━━━━━ EXTRACT TO READ
Always “really driven” and career-oriented, Golden has scaled back her professional ambitions since giving birth to her son Andrew two years ago.
On Feb. 16, 2006, Golden could no longer define herself by her job, her marriage, or her hobbies. She was now a mother, and everything was different.
As Golden’s vision of herself as a full time working mother faded, she wasn’t all that upset about it. She has now found a comfortable balance between work and family life with her part time job as the assistant director of Vanderbilt University’s student conduct office.
“I’m a better mom and a better professional being able to split my time,” Golden said, adding that “there’s never a perfect solution” to the working mother conundrum. And there’s always at least a little guilt whether she’s at home, wondering if she should be working harder towards her career goals, or in the office, yearning to spend more time with Andrew.
Golden said she feels lucky to have the arrangement she does, and emphasized that “a supportive spouse and employer are important for success in this type of situation.” Golden’s husband, Thom, also works at Vanderbilt, as the associate director of undergraduate admissions.
Part-time professional jobs, ideal for working mothers, are still a rarity; when they do exist, they usually do not include any benefits. Additionally, part-time infant daycare, Golden found, is virtually non-existent. So, many women are forced to choose between full-time jobs or full-time motherhood.
━━━━━━━━━━
━━━━━ DATA FOR THE TASK
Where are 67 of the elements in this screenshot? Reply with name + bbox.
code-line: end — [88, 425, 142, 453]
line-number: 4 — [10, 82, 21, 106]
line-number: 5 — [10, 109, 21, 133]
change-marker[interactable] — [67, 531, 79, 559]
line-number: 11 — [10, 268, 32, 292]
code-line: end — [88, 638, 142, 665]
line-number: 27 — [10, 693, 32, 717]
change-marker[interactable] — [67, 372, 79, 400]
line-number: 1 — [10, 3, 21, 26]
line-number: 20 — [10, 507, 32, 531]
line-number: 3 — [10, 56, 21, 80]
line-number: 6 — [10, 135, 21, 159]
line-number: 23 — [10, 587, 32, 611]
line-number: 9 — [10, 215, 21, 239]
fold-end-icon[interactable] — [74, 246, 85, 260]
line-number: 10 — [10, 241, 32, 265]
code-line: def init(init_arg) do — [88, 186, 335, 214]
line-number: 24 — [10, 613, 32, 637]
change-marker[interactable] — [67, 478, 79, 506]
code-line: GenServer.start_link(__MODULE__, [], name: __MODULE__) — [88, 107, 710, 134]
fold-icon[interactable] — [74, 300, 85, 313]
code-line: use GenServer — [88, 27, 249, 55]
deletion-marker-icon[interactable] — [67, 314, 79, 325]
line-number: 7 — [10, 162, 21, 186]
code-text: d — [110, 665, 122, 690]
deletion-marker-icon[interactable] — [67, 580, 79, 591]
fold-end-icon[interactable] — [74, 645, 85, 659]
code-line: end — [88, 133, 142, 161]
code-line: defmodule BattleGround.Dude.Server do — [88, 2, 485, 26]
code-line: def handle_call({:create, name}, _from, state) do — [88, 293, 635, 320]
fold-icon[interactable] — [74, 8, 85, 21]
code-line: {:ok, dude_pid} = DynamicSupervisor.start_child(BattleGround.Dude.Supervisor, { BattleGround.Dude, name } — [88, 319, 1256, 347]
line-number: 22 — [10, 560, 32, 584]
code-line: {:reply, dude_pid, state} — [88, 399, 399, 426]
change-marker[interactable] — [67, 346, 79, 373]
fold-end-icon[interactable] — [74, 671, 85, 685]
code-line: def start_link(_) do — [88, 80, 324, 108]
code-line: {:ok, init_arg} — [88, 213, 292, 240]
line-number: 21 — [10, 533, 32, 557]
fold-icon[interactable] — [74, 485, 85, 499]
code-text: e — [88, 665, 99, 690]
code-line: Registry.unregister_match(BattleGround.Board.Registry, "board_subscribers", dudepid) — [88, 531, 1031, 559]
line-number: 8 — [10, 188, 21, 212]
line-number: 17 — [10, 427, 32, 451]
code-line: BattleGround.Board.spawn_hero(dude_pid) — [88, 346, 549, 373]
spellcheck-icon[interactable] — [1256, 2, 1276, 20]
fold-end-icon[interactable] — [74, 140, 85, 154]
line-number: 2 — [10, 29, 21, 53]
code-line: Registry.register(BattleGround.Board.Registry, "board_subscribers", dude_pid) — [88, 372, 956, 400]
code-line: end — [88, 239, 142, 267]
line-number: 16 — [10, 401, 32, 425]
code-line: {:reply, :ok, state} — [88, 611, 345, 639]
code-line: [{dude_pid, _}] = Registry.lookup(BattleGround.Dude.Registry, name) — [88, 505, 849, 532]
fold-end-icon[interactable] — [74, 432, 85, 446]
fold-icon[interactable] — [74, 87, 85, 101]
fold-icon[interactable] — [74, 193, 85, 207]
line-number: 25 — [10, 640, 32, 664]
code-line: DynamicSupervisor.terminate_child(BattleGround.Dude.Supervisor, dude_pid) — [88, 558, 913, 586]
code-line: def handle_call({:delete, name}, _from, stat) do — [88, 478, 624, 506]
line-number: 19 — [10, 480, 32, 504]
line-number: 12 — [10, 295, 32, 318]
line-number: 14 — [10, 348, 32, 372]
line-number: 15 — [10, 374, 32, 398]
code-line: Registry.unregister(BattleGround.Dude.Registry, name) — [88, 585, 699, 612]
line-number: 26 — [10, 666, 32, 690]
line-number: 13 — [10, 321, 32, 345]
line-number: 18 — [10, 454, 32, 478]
━━━━━━━━━━
#### WRITTEN PROBLEM A
Print the records exactly as they appear, from their first line through the line containing "fold-icon[interactable] — [74, 485, 85, 499]", with both ends included.
#### WRITTEN PROBLEM B
Carry on the article about balancing part-time work and motherhood, picking up after its final sentence.

#### TASK RESPONSE A
Where are 67 of the elements in this screenshot? Reply with name + bbox.
code-line: end — [88, 425, 142, 453]
line-number: 4 — [10, 82, 21, 106]
line-number: 5 — [10, 109, 21, 133]
change-marker[interactable] — [67, 531, 79, 559]
line-number: 11 — [10, 268, 32, 292]
code-line: end — [88, 638, 142, 665]
line-number: 27 — [10, 693, 32, 717]
change-marker[interactable] — [67, 372, 79, 400]
line-number: 1 — [10, 3, 21, 26]
line-number: 20 — [10, 507, 32, 531]
line-number: 3 — [10, 56, 21, 80]
line-number: 6 — [10, 135, 21, 159]
line-number: 23 — [10, 587, 32, 611]
line-number: 9 — [10, 215, 21, 239]
fold-end-icon[interactable] — [74, 246, 85, 260]
line-number: 10 — [10, 241, 32, 265]
code-line: def init(init_arg) do — [88, 186, 335, 214]
line-number: 24 — [10, 613, 32, 637]
change-marker[interactable] — [67, 478, 79, 506]
code-line: GenServer.start_link(__MODULE__, [], name: __MODULE__) — [88, 107, 710, 134]
fold-icon[interactable] — [74, 300, 85, 313]
code-line: use GenServer — [88, 27, 249, 55]
deletion-marker-icon[interactable] — [67, 314, 79, 325]
line-number: 7 — [10, 162, 21, 186]
code-text: d — [110, 665, 122, 690]
deletion-marker-icon[interactable] — [67, 580, 79, 591]
fold-end-icon[interactable] — [74, 645, 85, 659]
code-line: end — [88, 133, 142, 161]
code-line: defmodule BattleGround.Dude.Server do — [88, 2, 485, 26]
code-line: def handle_call({:create, name}, _from, state) do — [88, 293, 635, 320]
fold-icon[interactable] — [74, 8, 85, 21]
code-line: {:ok, dude_pid} = DynamicSupervisor.start_child(BattleGround.Dude.Supervisor, { BattleGround.Dude, name } — [88, 319, 1256, 347]
line-number: 22 — [10, 560, 32, 584]
code-line: {:reply, dude_pid, state} — [88, 399, 399, 426]
change-marker[interactable] — [67, 346, 79, 373]
fold-end-icon[interactable] — [74, 671, 85, 685]
code-line: def start_link(_) do — [88, 80, 324, 108]
code-line: {:ok, init_arg} — [88, 213, 292, 240]
line-number: 21 — [10, 533, 32, 557]
fold-icon[interactable] — [74, 485, 85, 499]

#### TASK RESPONSE B
But women who have the advantages of a stable family life, a breadwinning husband and reliable child care do have some wiggle room to fit a job into the puzzle of motherhood and family life. Whether full-time professionals, part-time, home-based employees or entrepreneurs, working mothers are finding creative ways to work and raise children.
Bring your baby to work
Unable to secure adequate childcare after maternity leave, and not wanting to quit a job she feels passionate about, Christ the King parishioner Michele Johnson decided to try bringing her infant son to work with her.
She quickly mastered the art of multi-tasking, including typing while nursing, and found that the arrangement worked well. So well, in fact, that she did same thing with her next two sons.
Since 2001, the Tennessee Justice Center, where Johnson is the managing attorney, has served as a home away from home for seven babies.
Allowing mothers to bring their babies to work until their first birthday helps ease the transition from full-time mother to full-time worker. “It’s almost impossible to leave your baby at 2 or 3 months old,” the time many mothers must return to work after (an often unpaid) maternity leave, Johnson said.
To those who see bringing a baby to work as unprofessional, Johnson asks, “How many centuries have women done hard work with their babies strapped to their backs?”
Rather than being a nuisance in the office, Johnson found that having babies around “made a difference in office morale.” Young mothers can work and raise children in solidarity with each other, and seasoned mothers in the office can share advice with the new moms.
In a small, close-knit firm like the Tennessee Justice Center, incorporating babies into the rhythm of office life was a natural fit. “This is stressful work,” Johnson said of her job at the non-profit public interest law and advocacy firm that serves the poor. “It’s calming when you hold a baby.”
Even though Johnson has been trying to “evangelize” to other law firms about the benefits of bringing your baby to work healthier babies and lower absenteeism for employees she says the idea hasn’t caught on in Nashville.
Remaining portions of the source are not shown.